(Entries taken from a collection)
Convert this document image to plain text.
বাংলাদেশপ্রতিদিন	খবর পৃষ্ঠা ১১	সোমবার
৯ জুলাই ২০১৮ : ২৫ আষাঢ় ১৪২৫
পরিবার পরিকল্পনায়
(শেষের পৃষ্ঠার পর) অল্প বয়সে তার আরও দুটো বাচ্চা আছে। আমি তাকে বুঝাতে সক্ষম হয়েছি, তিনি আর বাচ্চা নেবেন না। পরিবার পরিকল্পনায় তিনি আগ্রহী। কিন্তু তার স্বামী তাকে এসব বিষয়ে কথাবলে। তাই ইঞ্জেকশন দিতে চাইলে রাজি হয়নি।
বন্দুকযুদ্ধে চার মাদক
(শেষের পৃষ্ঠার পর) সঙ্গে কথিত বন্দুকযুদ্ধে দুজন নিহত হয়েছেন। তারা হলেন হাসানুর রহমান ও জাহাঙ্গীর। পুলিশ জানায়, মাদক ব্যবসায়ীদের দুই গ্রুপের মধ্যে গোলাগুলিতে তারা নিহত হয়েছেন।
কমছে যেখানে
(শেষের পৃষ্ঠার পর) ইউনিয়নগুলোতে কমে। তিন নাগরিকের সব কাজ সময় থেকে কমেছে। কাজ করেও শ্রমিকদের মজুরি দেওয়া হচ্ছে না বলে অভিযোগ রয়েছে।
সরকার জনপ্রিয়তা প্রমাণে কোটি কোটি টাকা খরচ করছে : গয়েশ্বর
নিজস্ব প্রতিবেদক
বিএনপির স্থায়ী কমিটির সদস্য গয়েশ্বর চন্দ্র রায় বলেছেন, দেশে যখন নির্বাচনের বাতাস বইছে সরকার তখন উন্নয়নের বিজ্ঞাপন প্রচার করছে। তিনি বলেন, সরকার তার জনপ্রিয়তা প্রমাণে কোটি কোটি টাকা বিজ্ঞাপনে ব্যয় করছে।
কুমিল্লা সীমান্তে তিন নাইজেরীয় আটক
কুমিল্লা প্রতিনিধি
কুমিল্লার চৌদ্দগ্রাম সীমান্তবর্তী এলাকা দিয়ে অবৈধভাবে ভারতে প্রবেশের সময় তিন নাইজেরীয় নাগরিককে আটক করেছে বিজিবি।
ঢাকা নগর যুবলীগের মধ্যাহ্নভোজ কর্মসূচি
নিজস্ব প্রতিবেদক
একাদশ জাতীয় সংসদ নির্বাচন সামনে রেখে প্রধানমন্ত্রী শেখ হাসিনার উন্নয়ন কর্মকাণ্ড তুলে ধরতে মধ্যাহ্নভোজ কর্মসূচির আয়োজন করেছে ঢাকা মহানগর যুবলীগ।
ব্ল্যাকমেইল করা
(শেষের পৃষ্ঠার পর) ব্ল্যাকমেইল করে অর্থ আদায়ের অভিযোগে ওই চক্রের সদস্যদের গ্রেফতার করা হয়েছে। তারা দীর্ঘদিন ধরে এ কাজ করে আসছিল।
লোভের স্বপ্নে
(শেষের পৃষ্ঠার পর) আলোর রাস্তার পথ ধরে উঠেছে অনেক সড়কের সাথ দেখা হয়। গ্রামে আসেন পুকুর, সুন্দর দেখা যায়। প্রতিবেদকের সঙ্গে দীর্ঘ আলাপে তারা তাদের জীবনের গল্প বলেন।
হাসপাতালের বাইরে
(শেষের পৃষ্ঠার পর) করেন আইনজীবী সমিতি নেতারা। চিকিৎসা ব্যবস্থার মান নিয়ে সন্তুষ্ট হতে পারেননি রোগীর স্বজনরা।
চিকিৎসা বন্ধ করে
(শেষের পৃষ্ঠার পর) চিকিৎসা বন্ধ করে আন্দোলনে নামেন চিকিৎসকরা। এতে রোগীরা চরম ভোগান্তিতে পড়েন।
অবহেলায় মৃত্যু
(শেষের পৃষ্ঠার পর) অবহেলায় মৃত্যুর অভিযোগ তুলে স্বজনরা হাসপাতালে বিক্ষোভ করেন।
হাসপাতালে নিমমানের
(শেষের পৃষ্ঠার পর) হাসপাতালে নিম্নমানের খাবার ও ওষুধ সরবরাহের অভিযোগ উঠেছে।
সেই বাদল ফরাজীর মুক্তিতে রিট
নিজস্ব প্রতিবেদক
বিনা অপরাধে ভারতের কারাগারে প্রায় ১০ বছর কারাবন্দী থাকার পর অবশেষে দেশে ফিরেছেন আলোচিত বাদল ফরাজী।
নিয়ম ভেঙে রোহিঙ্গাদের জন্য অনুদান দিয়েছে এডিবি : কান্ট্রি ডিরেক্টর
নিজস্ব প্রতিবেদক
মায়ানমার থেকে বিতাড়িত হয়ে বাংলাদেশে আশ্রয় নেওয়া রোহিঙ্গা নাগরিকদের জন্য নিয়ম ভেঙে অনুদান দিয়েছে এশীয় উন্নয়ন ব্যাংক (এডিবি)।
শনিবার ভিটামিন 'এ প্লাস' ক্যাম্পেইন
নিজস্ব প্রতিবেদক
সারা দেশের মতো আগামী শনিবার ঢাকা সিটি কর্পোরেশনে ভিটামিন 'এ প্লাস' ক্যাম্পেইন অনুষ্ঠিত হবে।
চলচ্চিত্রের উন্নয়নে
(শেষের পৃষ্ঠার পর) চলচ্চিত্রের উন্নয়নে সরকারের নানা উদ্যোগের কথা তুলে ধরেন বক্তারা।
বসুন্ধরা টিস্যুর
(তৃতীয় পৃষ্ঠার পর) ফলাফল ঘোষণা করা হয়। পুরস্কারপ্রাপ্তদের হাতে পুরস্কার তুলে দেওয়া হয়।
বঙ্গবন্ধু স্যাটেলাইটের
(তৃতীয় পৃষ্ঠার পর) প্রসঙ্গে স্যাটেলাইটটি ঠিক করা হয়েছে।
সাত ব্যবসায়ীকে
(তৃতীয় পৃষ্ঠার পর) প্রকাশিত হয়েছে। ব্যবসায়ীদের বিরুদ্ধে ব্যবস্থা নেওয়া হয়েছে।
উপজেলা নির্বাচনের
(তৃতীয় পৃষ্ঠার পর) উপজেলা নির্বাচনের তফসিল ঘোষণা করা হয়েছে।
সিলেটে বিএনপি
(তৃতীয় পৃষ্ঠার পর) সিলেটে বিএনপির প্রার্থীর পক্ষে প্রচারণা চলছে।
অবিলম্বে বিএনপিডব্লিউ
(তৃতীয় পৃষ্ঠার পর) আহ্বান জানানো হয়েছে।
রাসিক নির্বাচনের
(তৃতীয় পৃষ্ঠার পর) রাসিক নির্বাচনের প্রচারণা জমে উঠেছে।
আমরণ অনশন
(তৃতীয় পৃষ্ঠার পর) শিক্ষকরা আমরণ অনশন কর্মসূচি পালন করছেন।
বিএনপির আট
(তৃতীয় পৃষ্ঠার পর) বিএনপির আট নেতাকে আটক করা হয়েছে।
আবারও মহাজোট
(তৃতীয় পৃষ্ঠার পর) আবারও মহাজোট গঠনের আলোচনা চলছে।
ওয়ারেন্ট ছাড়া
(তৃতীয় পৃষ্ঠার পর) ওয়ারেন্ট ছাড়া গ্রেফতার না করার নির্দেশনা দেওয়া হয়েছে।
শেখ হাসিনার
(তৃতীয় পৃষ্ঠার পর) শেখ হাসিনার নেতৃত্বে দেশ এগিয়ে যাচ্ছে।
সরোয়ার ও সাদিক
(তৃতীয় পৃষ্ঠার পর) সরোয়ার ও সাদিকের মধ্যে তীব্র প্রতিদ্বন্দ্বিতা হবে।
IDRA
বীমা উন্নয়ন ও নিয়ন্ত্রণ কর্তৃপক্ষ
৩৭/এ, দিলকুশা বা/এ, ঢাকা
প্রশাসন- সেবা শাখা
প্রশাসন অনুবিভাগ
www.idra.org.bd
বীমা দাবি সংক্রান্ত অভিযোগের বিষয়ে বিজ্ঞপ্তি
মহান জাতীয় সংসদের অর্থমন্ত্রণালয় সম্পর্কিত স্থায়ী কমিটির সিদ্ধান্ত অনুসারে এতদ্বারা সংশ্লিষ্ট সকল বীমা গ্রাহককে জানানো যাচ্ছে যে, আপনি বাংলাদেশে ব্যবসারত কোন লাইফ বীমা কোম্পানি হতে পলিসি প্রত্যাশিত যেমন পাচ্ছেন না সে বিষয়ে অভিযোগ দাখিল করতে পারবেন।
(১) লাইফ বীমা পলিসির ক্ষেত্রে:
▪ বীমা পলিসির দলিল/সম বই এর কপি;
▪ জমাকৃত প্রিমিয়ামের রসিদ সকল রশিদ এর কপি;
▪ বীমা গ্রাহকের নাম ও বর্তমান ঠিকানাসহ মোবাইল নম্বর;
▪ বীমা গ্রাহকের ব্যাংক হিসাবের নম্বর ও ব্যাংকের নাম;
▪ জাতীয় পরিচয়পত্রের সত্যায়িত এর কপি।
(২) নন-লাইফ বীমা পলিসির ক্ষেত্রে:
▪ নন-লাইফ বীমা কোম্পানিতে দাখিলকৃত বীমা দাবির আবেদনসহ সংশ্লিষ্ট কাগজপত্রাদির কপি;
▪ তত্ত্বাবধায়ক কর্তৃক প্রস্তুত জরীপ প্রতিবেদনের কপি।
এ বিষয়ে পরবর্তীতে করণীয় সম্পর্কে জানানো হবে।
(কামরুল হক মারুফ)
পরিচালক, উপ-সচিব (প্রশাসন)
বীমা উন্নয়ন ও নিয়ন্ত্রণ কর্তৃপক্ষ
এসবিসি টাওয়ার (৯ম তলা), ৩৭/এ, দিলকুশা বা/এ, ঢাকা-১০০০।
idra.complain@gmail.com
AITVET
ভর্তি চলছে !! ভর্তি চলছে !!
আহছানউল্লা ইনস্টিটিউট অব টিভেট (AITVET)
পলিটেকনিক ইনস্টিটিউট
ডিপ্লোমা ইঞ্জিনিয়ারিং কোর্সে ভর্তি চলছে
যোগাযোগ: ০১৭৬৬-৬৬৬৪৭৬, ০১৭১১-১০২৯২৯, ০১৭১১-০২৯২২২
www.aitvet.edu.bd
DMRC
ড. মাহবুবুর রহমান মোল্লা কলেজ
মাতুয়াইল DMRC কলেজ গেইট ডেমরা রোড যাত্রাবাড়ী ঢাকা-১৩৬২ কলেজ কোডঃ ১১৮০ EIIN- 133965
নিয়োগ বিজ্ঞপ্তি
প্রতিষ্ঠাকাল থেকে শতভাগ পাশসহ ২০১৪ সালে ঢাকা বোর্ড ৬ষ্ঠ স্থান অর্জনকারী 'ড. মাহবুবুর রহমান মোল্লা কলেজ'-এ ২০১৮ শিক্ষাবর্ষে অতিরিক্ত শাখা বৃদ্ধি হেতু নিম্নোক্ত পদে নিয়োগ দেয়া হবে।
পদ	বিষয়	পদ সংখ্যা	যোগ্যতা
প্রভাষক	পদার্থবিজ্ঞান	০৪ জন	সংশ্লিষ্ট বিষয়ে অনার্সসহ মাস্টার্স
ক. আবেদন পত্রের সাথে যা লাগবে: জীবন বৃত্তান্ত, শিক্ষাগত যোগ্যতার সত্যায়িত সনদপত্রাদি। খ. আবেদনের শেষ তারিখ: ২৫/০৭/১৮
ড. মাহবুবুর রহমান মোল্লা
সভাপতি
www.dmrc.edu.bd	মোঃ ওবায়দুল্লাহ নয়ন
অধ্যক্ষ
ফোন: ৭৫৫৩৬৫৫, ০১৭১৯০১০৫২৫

* [Required task]: Report how many lines in this data include the string "বজনর", and nothing else.

* [Exercise solution]: 2